▸ The input
● ● ● ●

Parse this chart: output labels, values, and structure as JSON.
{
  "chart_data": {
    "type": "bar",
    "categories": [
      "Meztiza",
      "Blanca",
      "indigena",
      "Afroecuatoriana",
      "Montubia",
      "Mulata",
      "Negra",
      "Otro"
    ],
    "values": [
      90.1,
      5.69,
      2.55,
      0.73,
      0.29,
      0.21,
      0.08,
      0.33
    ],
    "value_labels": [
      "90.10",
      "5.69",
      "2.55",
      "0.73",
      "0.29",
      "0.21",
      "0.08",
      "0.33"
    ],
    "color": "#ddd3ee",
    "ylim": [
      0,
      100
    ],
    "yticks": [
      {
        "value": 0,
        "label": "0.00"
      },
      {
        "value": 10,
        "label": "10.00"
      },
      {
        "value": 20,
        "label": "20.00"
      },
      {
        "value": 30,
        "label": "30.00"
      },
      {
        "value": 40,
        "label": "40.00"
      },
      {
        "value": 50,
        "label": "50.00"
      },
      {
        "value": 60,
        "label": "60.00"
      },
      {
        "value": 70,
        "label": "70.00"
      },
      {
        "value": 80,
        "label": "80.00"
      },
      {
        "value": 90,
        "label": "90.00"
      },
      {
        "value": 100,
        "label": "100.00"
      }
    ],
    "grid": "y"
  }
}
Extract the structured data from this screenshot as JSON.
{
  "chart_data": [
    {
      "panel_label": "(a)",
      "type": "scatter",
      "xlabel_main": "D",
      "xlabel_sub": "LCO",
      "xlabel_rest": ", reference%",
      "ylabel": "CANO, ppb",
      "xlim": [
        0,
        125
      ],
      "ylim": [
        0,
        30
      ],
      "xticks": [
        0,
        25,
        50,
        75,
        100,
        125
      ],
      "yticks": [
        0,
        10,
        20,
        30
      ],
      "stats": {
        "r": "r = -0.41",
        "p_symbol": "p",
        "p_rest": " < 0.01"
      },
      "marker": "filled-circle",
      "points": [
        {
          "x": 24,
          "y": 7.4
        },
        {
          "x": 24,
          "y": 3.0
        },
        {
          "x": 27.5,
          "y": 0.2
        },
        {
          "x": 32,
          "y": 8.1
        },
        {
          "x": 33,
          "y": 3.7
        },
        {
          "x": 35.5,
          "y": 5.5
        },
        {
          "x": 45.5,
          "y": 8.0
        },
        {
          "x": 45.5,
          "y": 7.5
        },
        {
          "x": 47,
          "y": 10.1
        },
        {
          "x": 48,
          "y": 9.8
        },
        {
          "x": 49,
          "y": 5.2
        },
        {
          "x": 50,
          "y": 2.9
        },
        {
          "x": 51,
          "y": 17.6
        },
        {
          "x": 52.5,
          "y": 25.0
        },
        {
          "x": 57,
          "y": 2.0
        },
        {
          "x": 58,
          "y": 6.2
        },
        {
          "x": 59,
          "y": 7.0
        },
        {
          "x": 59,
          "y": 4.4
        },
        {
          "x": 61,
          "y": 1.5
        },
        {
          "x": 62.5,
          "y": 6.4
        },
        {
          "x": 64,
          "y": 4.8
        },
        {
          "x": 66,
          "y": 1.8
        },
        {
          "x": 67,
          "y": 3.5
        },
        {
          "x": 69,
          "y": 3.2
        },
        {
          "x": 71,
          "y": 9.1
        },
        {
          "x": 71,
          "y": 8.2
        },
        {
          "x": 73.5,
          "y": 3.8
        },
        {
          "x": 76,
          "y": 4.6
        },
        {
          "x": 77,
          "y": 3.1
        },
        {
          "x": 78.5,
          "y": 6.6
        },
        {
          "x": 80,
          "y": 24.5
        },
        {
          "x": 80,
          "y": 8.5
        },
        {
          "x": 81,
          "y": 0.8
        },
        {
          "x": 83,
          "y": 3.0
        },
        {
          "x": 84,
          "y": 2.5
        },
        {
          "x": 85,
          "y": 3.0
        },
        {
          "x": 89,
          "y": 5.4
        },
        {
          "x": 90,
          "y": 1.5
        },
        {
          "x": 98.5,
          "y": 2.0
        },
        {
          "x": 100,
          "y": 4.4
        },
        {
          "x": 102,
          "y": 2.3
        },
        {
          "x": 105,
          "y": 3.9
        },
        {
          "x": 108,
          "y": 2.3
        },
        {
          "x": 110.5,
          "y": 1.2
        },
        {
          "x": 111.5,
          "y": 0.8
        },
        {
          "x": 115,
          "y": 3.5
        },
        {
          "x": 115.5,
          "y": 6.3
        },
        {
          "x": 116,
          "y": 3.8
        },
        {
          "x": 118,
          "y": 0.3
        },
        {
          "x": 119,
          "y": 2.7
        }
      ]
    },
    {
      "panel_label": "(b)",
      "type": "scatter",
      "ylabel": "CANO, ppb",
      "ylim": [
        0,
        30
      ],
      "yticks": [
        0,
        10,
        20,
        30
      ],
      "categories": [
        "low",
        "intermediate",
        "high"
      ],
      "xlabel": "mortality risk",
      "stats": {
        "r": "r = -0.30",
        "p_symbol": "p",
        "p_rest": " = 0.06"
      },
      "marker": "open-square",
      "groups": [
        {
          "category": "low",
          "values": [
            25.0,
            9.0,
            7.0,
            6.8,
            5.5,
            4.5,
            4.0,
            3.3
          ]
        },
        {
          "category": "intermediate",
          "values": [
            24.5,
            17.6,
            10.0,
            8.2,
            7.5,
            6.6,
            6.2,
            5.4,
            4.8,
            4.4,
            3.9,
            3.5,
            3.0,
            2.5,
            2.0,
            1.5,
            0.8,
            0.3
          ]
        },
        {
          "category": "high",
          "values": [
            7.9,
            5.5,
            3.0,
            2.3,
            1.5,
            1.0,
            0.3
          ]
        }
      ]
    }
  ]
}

● ● ● ●

▸ Exercise goal
Transcribe all of the material exactly. Omit nothing.

▸ Written response
Parse this chart: output labels, values, and structure as JSON.
{
  "chart_data": {
    "type": "bar",
    "categories": [
      "Meztiza",
      "Blanca",
      "indigena",
      "Afroecuatoriana",
      "Montubia",
      "Mulata",
      "Negra",
      "Otro"
    ],
    "values": [
      90.1,
      5.69,
      2.55,
      0.73,
      0.29,
      0.21,
      0.08,
      0.33
    ],
    "value_labels": [
      "90.10",
      "5.69",
      "2.55",
      "0.73",
      "0.29",
      "0.21",
      "0.08",
      "0.33"
    ],
    "color": "#ddd3ee",
    "ylim": [
      0,
      100
    ],
    "yticks": [
      {
        "value": 0,
        "label": "0.00"
      },
      {
        "value": 10,
        "label": "10.00"
      },
      {
        "value": 20,
        "label": "20.00"
      },
      {
        "value": 30,
        "label": "30.00"
      },
      {
        "value": 40,
        "label": "40.00"
      },
      {
        "value": 50,
        "label": "50.00"
      },
      {
        "value": 60,
        "label": "60.00"
      },
      {
        "value": 70,
        "label": "70.00"
      },
      {
        "value": 80,
        "label": "80.00"
      },
      {
        "value": 90,
        "label": "90.00"
      },
      {
        "value": 100,
        "label": "100.00"
      }
    ],
    "grid": "y"
  }
}
Extract the structured data from this screenshot as JSON.
{
  "chart_data": [
    {
      "panel_label": "(a)",
      "type": "scatter",
      "xlabel_main": "D",
      "xlabel_sub": "LCO",
      "xlabel_rest": ", reference%",
      "ylabel": "CANO, ppb",
      "xlim": [
        0,
        125
      ],
      "ylim": [
        0,
        30
      ],
      "xticks": [
        0,
        25,
        50,
        75,
        100,
        125
      ],
      "yticks": [
        0,
        10,
        20,
        30
      ],
      "stats": {
        "r": "r = -0.41",
        "p_symbol": "p",
        "p_rest": " < 0.01"
      },
      "marker": "filled-circle",
      "points": [
        {
          "x": 24,
          "y": 7.4
        },
        {
          "x": 24,
          "y": 3.0
        },
        {
          "x": 27.5,
          "y": 0.2
        },
        {
          "x": 32,
          "y": 8.1
        },
        {
          "x": 33,
          "y": 3.7
        },
        {
          "x": 35.5,
          "y": 5.5
        },
        {
          "x": 45.5,
          "y": 8.0
        },
        {
          "x": 45.5,
          "y": 7.5
        },
        {
          "x": 47,
          "y": 10.1
        },
        {
          "x": 48,
          "y": 9.8
        },
        {
          "x": 49,
          "y": 5.2
        },
        {
          "x": 50,
          "y": 2.9
        },
        {
          "x": 51,
          "y": 17.6
        },
        {
          "x": 52.5,
          "y": 25.0
        },
        {
          "x": 57,
          "y": 2.0
        },
        {
          "x": 58,
          "y": 6.2
        },
        {
          "x": 59,
          "y": 7.0
        },
        {
          "x": 59,
          "y": 4.4
        },
        {
          "x": 61,
          "y": 1.5
        },
        {
          "x": 62.5,
          "y": 6.4
        },
        {
          "x": 64,
          "y": 4.8
        },
        {
          "x": 66,
          "y": 1.8
        },
        {
          "x": 67,
          "y": 3.5
        },
        {
          "x": 69,
          "y": 3.2
        },
        {
          "x": 71,
          "y": 9.1
        },
        {
          "x": 71,
          "y": 8.2
        },
        {
          "x": 73.5,
          "y": 3.8
        },
        {
          "x": 76,
          "y": 4.6
        },
        {
          "x": 77,
          "y": 3.1
        },
        {
          "x": 78.5,
          "y": 6.6
        },
        {
          "x": 80,
          "y": 24.5
        },
        {
          "x": 80,
          "y": 8.5
        },
        {
          "x": 81,
          "y": 0.8
        },
        {
          "x": 83,
          "y": 3.0
        },
        {
          "x": 84,
          "y": 2.5
        },
        {
          "x": 85,
          "y": 3.0
        },
        {
          "x": 89,
          "y": 5.4
        },
        {
          "x": 90,
          "y": 1.5
        },
        {
          "x": 98.5,
          "y": 2.0
        },
        {
          "x": 100,
          "y": 4.4
        },
        {
          "x": 102,
          "y": 2.3
        },
        {
          "x": 105,
          "y": 3.9
        },
        {
          "x": 108,
          "y": 2.3
        },
        {
          "x": 110.5,
          "y": 1.2
        },
        {
          "x": 111.5,
          "y": 0.8
        },
        {
          "x": 115,
          "y": 3.5
        },
        {
          "x": 115.5,
          "y": 6.3
        },
        {
          "x": 116,
          "y": 3.8
        },
        {
          "x": 118,
          "y": 0.3
        },
        {
          "x": 119,
          "y": 2.7
        }
      ]
    },
    {
      "panel_label": "(b)",
      "type": "scatter",
      "ylabel": "CANO, ppb",
      "ylim": [
        0,
        30
      ],
      "yticks": [
        0,
        10,
        20,
        30
      ],
      "categories": [
        "low",
        "intermediate",
        "high"
      ],
      "xlabel": "mortality risk",
      "stats": {
        "r": "r = -0.30",
        "p_symbol": "p",
        "p_rest": " = 0.06"
      },
      "marker": "open-square",
      "groups": [
        {
          "category": "low",
          "values": [
            25.0,
            9.0,
            7.0,
            6.8,
            5.5,
            4.5,
            4.0,
            3.3
          ]
        },
        {
          "category": "intermediate",
          "values": [
            24.5,
            17.6,
            10.0,
            8.2,
            7.5,
            6.6,
            6.2,
            5.4,
            4.8,
            4.4,
            3.9,
            3.5,
            3.0,
            2.5,
            2.0,
            1.5,
            0.8,
            0.3
          ]
        },
        {
          "category": "high",
          "values": [
            7.9,
            5.5,
            3.0,
            2.3,
            1.5,
            1.0,
            0.3
          ]
        }
      ]
    }
  ]
}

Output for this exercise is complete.